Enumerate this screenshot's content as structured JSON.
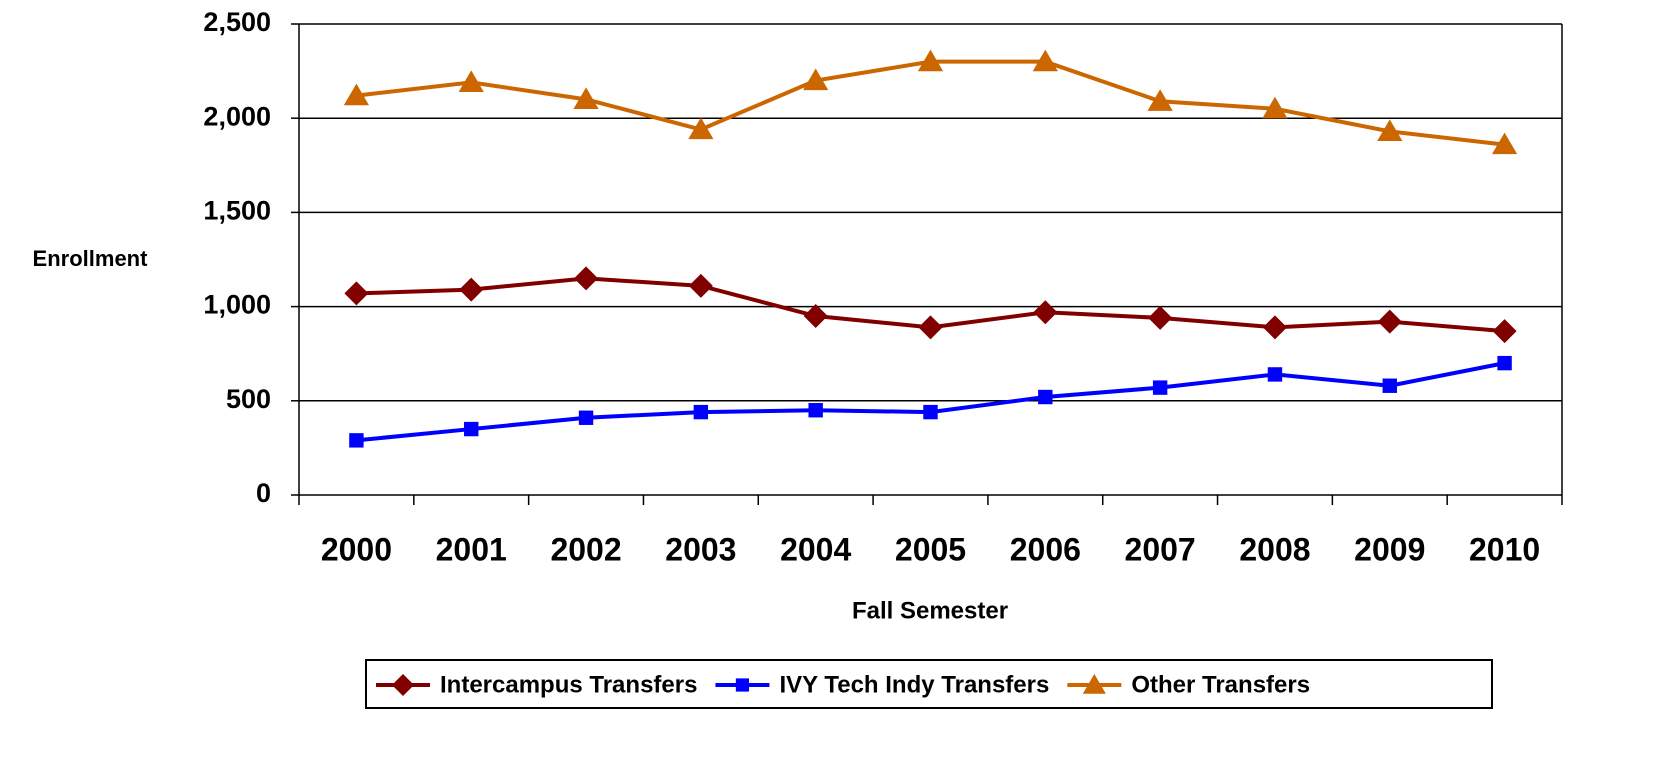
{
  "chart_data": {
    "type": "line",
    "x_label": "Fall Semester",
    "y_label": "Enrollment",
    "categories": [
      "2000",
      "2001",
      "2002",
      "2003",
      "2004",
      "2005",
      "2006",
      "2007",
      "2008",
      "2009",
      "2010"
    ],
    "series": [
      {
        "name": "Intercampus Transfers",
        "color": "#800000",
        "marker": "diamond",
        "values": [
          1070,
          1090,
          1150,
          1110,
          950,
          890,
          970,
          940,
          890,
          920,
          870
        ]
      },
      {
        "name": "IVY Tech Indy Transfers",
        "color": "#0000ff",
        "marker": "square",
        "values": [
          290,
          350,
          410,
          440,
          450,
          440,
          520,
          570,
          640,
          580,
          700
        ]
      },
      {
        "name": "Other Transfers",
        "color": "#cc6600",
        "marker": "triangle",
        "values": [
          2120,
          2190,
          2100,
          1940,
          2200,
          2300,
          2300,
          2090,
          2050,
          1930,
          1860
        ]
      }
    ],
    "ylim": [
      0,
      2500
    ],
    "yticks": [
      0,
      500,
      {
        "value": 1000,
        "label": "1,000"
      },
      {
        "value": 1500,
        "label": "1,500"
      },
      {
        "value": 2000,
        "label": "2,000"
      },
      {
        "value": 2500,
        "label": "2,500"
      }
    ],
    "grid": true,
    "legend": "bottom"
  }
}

_AIM:_ Check each line of the entries for the string "color". Copy the lines that have it.

_COMPLETED TASK:_
        "color": "#800000",
        "color": "#0000ff",
        "color": "#cc6600",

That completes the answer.